-------- Stored data
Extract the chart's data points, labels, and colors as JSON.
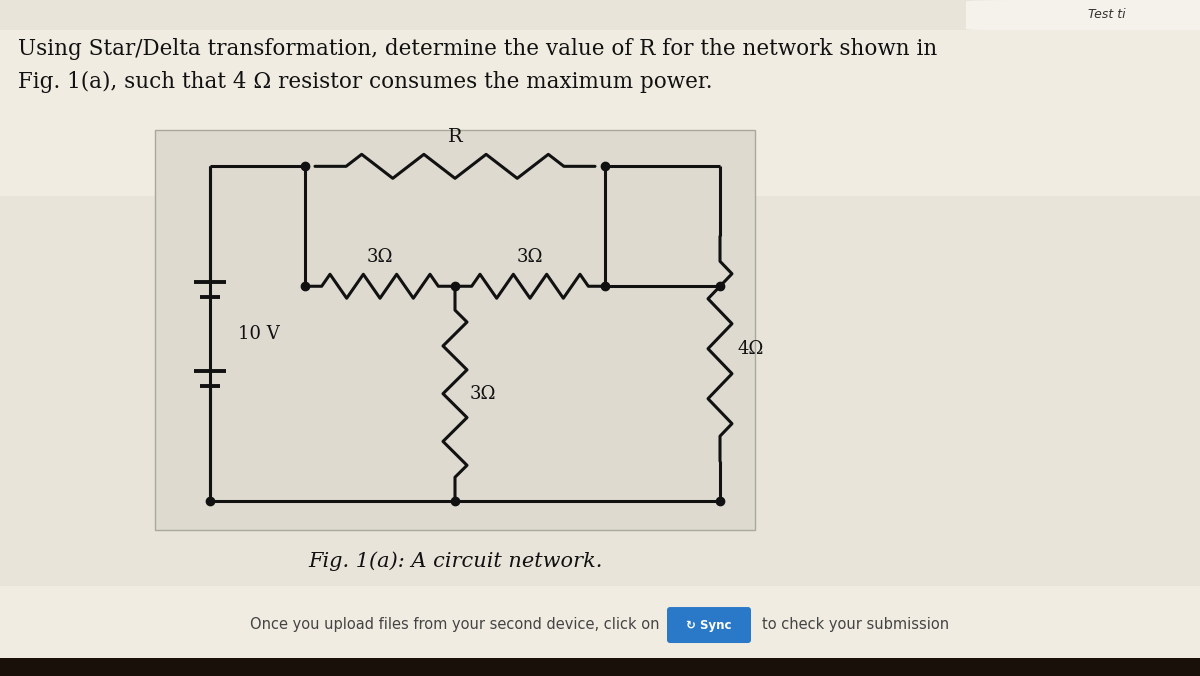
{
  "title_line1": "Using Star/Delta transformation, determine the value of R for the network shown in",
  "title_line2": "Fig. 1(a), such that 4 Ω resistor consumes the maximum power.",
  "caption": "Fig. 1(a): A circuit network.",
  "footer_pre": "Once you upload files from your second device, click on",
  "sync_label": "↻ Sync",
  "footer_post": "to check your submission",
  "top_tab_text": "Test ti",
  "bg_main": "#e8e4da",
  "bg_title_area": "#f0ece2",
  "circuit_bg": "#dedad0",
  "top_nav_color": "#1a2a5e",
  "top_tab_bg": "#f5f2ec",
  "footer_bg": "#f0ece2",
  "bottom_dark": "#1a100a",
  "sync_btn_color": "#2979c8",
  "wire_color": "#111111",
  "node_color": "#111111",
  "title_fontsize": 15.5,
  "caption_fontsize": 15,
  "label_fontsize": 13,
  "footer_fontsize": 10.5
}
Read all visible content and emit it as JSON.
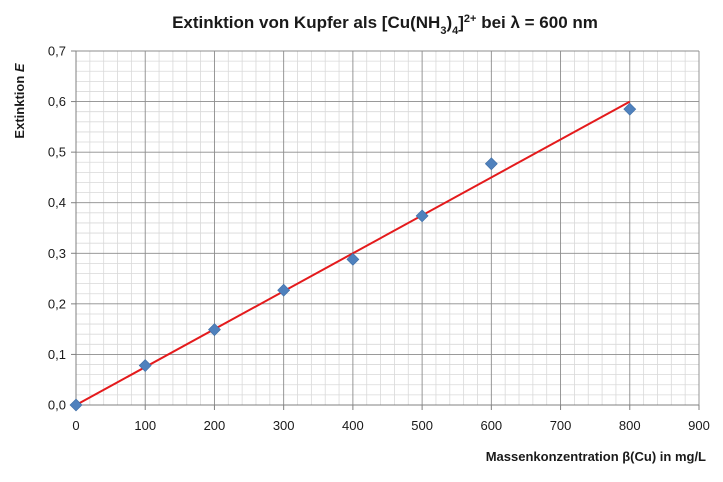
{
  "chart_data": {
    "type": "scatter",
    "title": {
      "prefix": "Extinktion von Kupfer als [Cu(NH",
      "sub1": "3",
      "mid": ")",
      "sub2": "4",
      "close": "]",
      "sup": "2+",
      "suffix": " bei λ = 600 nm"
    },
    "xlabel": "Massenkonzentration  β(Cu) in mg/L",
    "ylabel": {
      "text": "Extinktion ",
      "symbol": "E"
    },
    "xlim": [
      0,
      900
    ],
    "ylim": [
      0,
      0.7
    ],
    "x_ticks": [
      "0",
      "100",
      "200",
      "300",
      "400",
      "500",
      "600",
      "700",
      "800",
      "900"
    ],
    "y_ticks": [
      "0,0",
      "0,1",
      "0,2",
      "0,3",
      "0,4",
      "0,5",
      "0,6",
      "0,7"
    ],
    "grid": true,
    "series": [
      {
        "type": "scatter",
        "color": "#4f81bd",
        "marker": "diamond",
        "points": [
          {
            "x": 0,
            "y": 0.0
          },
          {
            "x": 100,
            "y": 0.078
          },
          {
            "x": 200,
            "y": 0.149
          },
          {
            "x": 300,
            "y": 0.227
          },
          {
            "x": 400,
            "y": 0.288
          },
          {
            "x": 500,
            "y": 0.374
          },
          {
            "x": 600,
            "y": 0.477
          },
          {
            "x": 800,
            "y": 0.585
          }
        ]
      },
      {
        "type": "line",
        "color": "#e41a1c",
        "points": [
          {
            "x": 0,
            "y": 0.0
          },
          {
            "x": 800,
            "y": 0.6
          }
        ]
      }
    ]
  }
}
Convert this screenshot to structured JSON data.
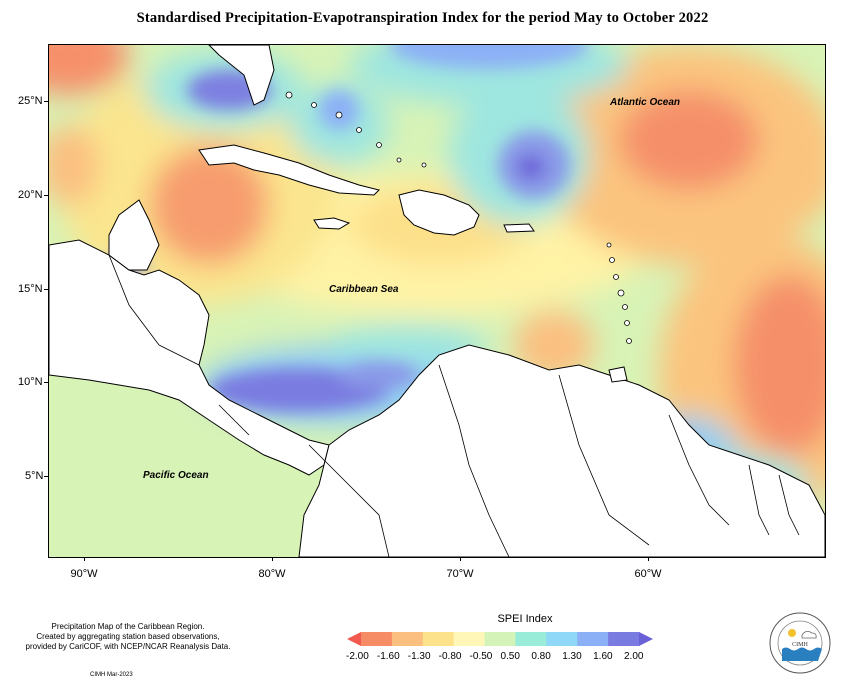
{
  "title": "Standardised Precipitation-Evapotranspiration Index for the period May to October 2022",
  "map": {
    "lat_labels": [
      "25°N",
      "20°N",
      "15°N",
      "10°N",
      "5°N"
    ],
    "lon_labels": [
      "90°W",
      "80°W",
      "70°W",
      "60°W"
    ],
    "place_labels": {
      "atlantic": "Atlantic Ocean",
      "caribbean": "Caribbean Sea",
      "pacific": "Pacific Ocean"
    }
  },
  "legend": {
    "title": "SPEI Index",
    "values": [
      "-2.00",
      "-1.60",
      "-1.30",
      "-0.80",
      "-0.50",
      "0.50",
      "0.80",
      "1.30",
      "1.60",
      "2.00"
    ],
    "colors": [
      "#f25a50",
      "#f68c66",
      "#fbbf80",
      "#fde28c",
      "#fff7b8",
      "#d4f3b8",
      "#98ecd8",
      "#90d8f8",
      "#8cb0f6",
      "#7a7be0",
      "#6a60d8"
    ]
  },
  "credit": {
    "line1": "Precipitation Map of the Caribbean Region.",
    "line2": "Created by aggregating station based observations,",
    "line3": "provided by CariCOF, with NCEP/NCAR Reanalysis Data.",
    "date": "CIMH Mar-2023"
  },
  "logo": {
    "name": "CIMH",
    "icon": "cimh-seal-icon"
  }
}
----------------
* What this task involves
Pull every line containing "network" from the material above.

* Written reply
  "title_line1": "Using Star/Delta transformation, determine the value of R for the network shown in",
  "caption": "Fig. 1(a): A circuit network.",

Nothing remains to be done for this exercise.